#### WHAT NEEDS TO BE DONE:
List every line below containing "Query".

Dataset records
★ ★ ★ ★ ★
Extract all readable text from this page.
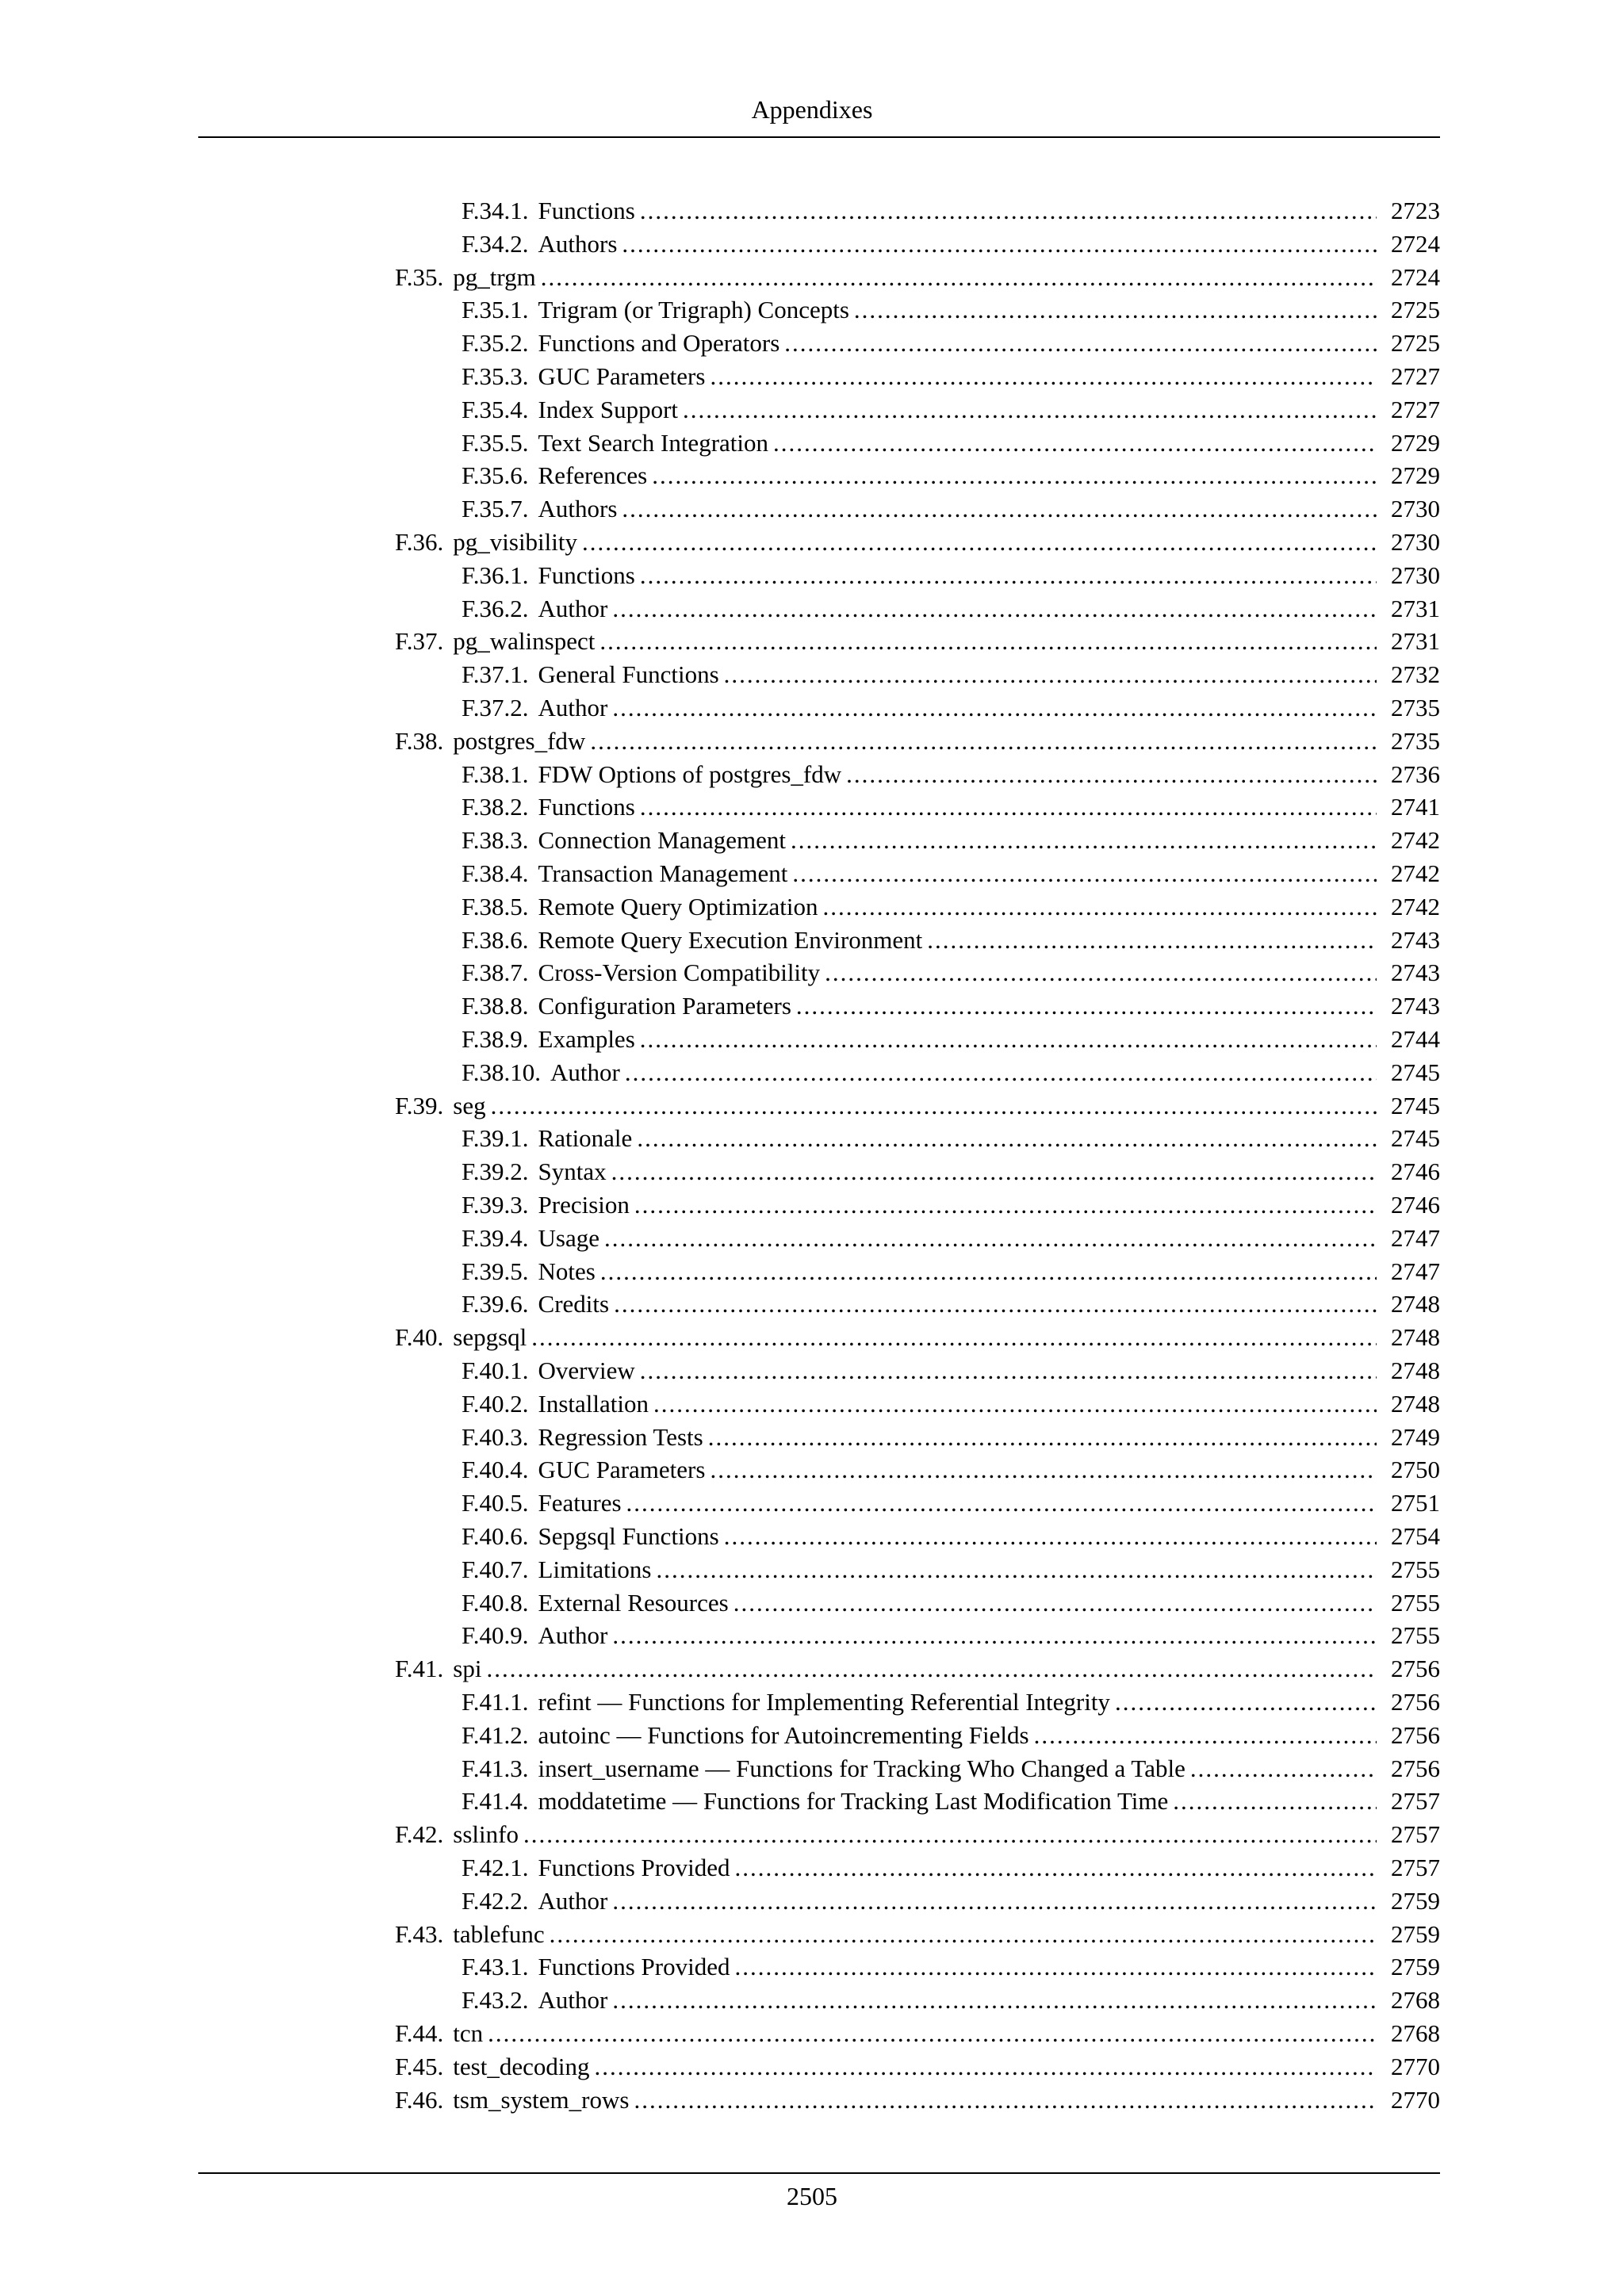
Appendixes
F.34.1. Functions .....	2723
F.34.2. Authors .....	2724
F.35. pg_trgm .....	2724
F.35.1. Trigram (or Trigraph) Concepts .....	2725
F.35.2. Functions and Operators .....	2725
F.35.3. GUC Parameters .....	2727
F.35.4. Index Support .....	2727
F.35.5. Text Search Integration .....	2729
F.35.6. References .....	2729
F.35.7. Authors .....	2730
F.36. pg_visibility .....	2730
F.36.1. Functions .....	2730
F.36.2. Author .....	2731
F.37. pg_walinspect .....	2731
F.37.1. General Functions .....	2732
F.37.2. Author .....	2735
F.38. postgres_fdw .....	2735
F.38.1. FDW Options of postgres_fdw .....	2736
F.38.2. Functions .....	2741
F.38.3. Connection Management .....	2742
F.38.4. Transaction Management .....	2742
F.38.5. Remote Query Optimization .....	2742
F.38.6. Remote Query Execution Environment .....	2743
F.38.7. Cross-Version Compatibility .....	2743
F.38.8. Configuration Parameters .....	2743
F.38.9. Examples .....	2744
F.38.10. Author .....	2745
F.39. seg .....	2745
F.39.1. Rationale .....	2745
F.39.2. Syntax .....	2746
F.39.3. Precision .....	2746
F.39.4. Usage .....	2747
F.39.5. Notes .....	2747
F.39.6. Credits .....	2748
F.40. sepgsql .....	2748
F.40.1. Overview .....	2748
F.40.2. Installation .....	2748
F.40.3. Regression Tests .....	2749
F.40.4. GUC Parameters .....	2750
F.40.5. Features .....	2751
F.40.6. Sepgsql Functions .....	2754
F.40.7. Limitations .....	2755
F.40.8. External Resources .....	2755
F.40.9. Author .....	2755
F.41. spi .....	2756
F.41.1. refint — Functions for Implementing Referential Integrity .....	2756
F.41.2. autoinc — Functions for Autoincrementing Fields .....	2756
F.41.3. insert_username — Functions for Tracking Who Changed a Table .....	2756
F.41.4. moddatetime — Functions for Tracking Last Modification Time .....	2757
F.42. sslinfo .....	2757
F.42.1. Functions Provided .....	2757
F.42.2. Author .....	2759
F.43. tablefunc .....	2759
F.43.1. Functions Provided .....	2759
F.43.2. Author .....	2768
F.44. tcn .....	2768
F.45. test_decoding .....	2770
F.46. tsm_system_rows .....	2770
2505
★ ★ ★ ★ ★
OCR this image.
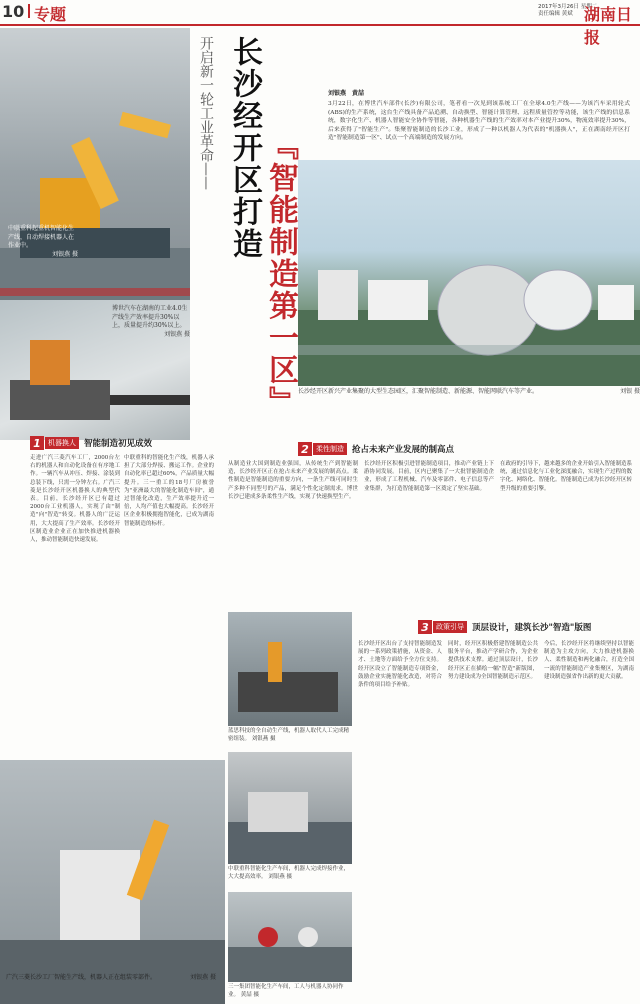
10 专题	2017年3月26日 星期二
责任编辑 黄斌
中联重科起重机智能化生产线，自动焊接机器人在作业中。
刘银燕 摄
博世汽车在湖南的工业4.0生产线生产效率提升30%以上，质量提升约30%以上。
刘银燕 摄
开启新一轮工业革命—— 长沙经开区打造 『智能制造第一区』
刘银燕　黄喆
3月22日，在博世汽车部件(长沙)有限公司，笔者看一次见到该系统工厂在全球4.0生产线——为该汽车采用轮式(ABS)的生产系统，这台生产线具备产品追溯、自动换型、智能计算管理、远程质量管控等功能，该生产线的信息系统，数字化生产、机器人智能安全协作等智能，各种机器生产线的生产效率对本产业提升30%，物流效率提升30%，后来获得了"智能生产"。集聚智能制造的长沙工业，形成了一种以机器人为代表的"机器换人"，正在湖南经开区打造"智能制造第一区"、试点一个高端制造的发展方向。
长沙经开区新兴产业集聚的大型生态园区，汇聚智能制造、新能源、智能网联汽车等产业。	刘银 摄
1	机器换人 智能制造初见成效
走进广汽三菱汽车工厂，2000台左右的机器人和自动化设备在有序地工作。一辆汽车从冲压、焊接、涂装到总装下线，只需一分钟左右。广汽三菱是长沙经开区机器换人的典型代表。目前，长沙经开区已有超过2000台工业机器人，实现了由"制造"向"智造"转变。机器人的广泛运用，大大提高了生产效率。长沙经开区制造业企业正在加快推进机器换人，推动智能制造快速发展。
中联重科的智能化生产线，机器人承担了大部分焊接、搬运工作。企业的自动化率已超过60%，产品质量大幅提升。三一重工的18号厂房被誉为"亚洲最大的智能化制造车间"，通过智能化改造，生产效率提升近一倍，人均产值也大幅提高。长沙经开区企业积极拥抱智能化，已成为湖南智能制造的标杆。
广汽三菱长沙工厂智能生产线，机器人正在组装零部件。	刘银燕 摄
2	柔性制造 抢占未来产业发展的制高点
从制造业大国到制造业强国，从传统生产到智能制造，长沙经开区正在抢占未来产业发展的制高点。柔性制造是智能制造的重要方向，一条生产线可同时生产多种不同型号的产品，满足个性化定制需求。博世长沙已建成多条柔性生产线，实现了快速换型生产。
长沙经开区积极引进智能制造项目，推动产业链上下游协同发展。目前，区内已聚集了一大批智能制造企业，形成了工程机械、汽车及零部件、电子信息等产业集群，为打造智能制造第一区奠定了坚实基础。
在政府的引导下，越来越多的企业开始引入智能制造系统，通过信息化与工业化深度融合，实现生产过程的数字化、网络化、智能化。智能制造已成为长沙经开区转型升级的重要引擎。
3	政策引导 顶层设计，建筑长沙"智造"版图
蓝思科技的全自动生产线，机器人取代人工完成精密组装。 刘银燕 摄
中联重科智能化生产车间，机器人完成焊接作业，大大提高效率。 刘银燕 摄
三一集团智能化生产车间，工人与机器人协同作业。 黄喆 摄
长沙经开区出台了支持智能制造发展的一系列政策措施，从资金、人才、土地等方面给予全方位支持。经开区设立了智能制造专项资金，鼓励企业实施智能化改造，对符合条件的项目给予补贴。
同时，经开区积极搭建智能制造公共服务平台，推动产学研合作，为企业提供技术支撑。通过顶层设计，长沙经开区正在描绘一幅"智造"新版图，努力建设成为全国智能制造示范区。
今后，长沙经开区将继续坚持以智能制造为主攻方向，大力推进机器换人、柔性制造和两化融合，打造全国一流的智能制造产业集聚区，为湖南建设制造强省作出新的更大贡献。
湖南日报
★ ★ ★ ★ ★
#### FINISHED TASK:
F.38.5. Remote Query Optimization .....	2742
F.38.6. Remote Query Execution Environment .....	2743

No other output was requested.